▸ WHAT THIS TASK INVOLVES: Repeat each record exactly as written, and drop any images.

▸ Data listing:
|---|

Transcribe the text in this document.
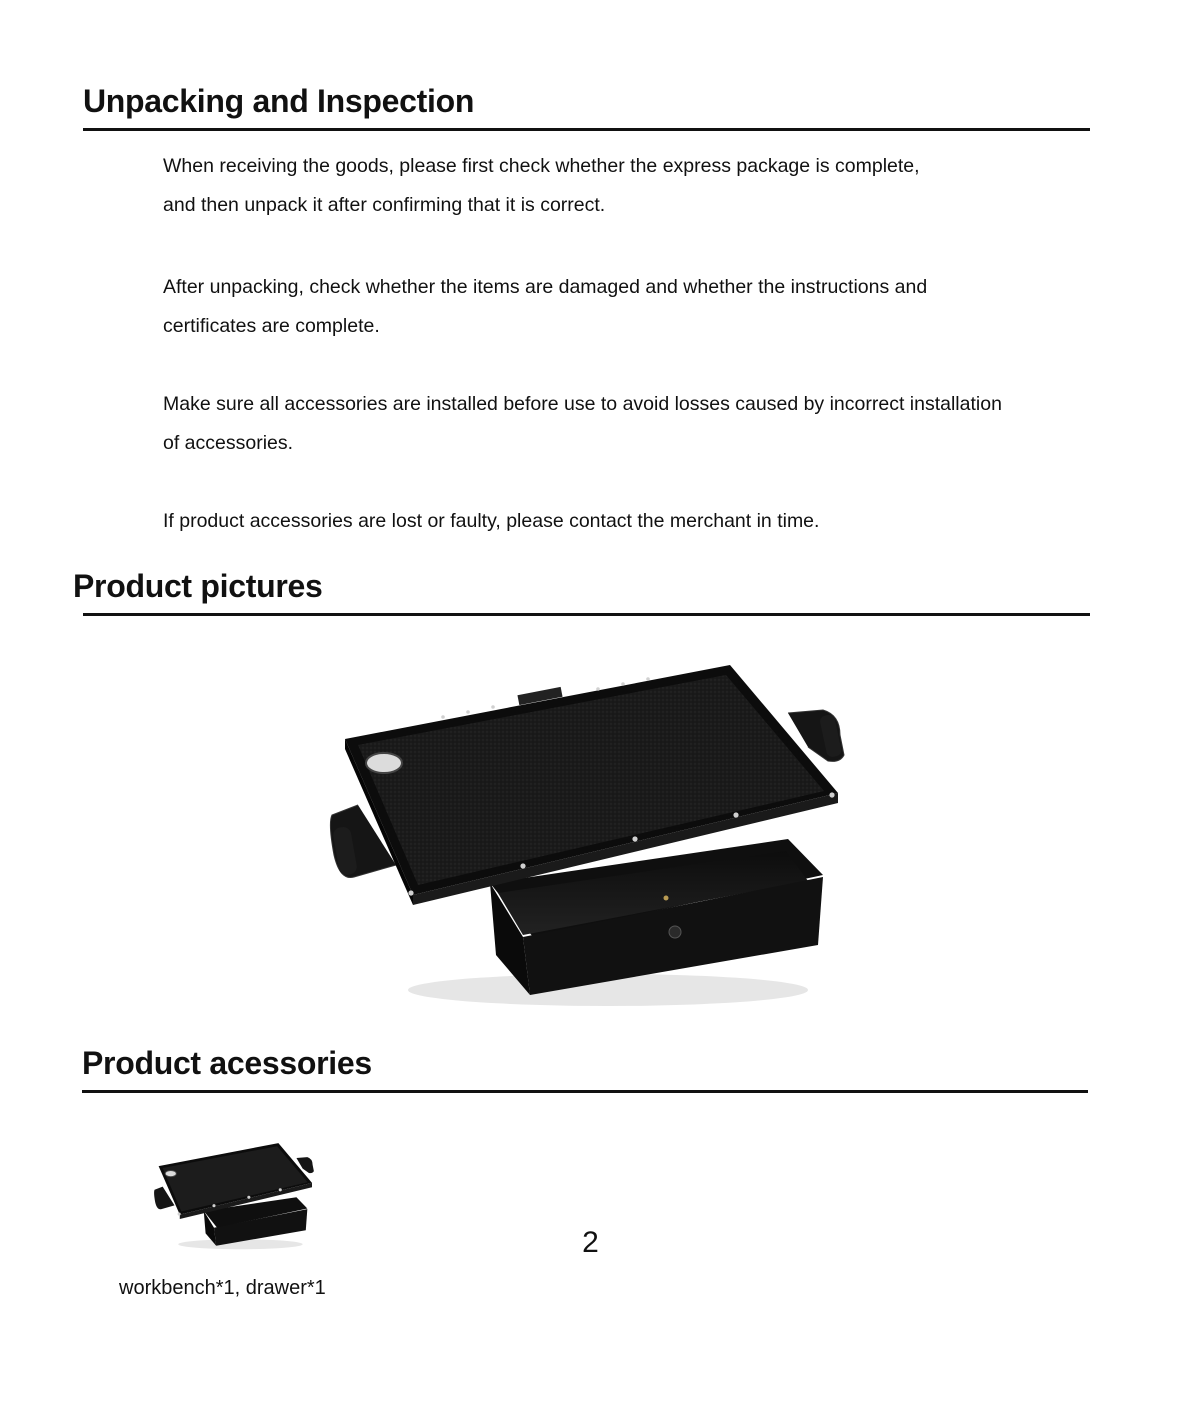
Unpacking and Inspection

When receiving the goods, please first check whether the express package is complete,
and then unpack it after confirming that it is correct.

After unpacking, check whether the items are damaged and whether the instructions and
certificates are complete.

Make sure all accessories are installed before use to avoid losses caused by incorrect installation
of accessories.

If product accessories are lost or faulty, please contact the merchant in time.

Product pictures
Product acessories
workbench*1, drawer*1
2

|---|

▸ SOLUTION FOR THIS PROBLEM:
Transcribe the text in this document.
Unpacking and Inspection

When receiving the goods, please first check whether the express package is complete,
and then unpack it after confirming that it is correct.

After unpacking, check whether the items are damaged and whether the instructions and
certificates are complete.

Make sure all accessories are installed before use to avoid losses caused by incorrect installation
of accessories.

If product accessories are lost or faulty, please contact the merchant in time.

Product pictures
Product acessories
workbench*1, drawer*1
2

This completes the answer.